**Goal of the exercise**
Write the next part of the article on web scraping, picking up after its final paragraph.

**Passage shown**
------------------------

Thursday 30 May 2013

Web Scraping is actually pretty easy

For some of our clients we worked on extracting or submitting data automatically from websites which didn’t have an API we could use. This and more is called web scraping. Since our announcement of SellerScout, which relies heavily on this, I received a list of questions how we actually do this. So here are some thoughts on how to get started in the interesting web scraping world.

This article talks about some basics, which will work fine for most cases. This is probably not even remotely close to how Google does this or how we do it at SellerScout. The reason being both of those systems work in much larger scale and use cases are different. For example relying on machine learning, text analysis and semantic search algorithms etc. are all the things you might be doing if you want to build something big.
Downloading the web
Scraper

It's all just scraping

Spiders are the small applications you are going to be writing. Usually they are self-contained and CLI-friendly scripts, which have some internal logic how to extract information from a specific website or websites. As an example, the script might go to website’s homepage, download all the category pages, download products list for each of them and extract a list of products in the store.

If you are a Python guy, you might want to look at Twisted or Scrapy, later being very easy to use. If it’s PHP you are using, combination of cURL and libxml will allow doing the same; I’m not aware of any PHP frameworks for this. For any other language, you should give a look at Google.

Depending on your task you will need to support different functionality. If the website is for logged in users only, you should configure cURL to use cookies jar and initialize the scraping with a request to login page. If you need to extract thousands of documents, have some logic to pause and resume the script, so if it crashes it can start from the last completed document rather than from the start. In any case, try to replicate the natural user behaviour on the site.

Is it legal? Depends. There is no strict answer and it varies on what data you are trying to extract. Some data can be copyrighted, for example original texts, so if you are scraping them and showing in your website - you are being a bad person. Stop! Ideally you should discuss this with your lawyer, which we did, and get some thoughts on how to proceed.
Getting blocked
Stop sign

One of the decisions you will need to make is how you are going to identify the spider - you can either replicate normal browser’s headers or introduce the spider by its name (eg. ’googlebot’). First one will allow you to stay undetected, probably, while later one is considered to be the correct way. From my experience, for anything small Firefox headers will work just fine.

Websites might still decide to block you though, and it’s something you might want to be prepared for. If you are identifying the spider by a name, you should respect robots.txt and stop crawling if you are being denied by that file. However the most likely blocking mechanism is to block your IP address, which is going to happen if you are being stupid. Really stupid.

You see, when people are browsing the web they request 1 page each 3 or 4 seconds, hence if you have a list of 1000 urls to download and you just start iterating over them and issuing requests… Well, you are easy to catch by just looking at the access logs. Don’t do this. Rather have a queue of urls to download and issue requests with a random delay from a range of 1 to 5 seconds. It’s going to take longer, but it will help to avoid problems.

------------------------

**Entries supplied**
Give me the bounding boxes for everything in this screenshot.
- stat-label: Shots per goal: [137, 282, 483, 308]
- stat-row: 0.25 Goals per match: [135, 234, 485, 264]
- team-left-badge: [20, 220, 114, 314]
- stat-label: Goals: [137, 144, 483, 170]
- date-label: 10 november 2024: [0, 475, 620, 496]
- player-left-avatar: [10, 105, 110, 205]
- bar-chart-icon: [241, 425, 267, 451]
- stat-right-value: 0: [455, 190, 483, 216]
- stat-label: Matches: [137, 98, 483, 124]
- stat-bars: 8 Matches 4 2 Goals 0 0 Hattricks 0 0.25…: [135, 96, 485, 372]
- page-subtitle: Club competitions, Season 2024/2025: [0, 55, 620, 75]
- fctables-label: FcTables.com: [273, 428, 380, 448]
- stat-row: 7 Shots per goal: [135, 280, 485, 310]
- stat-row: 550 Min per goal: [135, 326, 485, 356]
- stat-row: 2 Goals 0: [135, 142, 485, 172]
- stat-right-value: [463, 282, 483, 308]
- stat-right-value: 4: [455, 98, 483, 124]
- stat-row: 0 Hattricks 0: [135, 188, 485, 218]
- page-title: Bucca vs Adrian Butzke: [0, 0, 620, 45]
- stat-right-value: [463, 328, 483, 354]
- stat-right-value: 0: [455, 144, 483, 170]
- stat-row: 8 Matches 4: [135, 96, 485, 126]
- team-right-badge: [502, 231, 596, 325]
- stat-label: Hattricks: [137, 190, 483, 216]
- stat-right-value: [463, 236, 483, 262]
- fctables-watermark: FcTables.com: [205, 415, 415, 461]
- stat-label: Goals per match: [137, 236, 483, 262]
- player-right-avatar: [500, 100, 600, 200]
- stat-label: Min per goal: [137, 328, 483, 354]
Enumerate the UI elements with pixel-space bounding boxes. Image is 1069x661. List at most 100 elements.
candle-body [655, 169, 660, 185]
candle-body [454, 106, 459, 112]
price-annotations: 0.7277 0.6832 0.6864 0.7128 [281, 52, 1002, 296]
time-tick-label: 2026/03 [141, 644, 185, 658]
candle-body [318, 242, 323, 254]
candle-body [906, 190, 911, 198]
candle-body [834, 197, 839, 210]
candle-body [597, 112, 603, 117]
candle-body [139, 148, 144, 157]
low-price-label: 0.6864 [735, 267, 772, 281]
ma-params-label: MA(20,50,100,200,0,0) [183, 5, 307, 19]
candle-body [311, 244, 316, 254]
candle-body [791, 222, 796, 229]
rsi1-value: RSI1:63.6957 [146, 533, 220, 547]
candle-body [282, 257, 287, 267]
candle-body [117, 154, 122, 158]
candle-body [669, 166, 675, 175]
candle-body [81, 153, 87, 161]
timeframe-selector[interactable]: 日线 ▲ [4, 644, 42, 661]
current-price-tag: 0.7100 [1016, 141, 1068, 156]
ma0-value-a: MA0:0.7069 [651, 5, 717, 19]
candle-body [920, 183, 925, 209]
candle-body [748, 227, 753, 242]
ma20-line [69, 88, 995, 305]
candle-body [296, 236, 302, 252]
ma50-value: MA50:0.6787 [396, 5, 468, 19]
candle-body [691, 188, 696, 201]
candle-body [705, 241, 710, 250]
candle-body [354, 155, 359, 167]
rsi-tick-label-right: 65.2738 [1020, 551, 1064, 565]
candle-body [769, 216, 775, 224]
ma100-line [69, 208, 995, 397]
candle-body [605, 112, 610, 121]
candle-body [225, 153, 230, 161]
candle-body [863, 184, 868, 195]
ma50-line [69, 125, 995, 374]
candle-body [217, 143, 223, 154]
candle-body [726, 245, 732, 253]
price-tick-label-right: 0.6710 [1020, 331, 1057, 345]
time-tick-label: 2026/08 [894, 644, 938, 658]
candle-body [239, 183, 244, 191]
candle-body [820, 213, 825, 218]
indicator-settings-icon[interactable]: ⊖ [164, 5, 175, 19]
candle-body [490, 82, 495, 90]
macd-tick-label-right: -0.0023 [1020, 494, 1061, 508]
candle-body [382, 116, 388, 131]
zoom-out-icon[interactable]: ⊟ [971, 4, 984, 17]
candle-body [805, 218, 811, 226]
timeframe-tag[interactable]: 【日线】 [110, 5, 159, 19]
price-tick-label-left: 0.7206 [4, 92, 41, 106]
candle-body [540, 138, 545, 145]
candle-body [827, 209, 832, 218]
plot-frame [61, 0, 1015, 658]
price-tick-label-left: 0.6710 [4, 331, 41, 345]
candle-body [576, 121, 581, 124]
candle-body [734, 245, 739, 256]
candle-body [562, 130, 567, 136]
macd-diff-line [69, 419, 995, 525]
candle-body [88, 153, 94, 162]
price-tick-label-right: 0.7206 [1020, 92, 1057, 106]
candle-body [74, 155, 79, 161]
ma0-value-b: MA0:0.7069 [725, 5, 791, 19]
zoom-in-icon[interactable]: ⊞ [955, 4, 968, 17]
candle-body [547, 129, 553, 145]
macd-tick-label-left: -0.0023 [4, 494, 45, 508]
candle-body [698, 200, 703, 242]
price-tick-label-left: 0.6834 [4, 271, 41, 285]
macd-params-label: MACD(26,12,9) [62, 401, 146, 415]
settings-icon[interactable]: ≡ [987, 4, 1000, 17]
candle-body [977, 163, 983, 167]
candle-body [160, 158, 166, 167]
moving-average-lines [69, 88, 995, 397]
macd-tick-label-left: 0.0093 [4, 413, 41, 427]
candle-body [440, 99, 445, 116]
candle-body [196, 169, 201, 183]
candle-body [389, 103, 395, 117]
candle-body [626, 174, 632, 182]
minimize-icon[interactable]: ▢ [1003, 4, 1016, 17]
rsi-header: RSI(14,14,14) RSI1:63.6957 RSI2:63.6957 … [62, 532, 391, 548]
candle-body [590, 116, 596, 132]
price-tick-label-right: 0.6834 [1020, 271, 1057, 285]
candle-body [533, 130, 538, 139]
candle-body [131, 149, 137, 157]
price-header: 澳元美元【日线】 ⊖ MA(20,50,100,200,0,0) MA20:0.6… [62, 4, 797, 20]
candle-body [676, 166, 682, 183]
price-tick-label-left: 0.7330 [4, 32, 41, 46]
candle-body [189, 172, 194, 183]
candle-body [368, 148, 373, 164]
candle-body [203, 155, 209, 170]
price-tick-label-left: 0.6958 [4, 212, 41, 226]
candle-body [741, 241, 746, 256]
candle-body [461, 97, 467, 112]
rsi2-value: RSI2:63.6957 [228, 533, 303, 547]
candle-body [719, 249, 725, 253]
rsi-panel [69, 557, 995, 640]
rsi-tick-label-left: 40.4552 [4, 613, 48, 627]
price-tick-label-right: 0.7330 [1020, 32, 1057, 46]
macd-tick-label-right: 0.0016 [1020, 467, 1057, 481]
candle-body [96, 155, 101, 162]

------------------------

**Answer to the exercise**
This doesn’t scale though, you might say. And in fact you are right, because 5 seconds delay between each request limits the amount of content you can download per day. Luckily for you, I have a tip here too - use proxy servers. It’s going to require writing a requests scheduler, but if you need to download the same 1000 urls you might as well distribute them over a list of proxies each with their own delay times. The more proxies you have the amount of content you can download increases linearly.
Extracting the data
XPath

Once you have the HTML you want to process (to extract links to follow or to extract actual data), you might wonder how to actually do it. There couple of ways and libraries for this, however if you want to keep it simple using XPath or CSS-like queries is going work just fine. If you feel like it, and believe me sometimes there is no other way, you might go with using regular expressions for this, but that’s got problems I’m going to talk about just in a second.

I tend to go with XPath because it’s very easy to write and to debug. Furthermore there are various extensions you get for your browser which will allow creating those queries and test them on the actual website. I have worked on spiders for over a 100 different websites and XPath worked fine all the time, as long as…

The problem you will need to solve is how to process invalid HTML or XHTML markup. And from my experience, I’m yet to see a website with all pages being 100% valid. The more invalid it is, the harder it’s to fix those problems. There are libraries though, most famously BeautifulSoap, which will try to process invalid markup. They do have performance implications, but keep them in mind because you won’t be able to issue XPath queries on invalid syntax.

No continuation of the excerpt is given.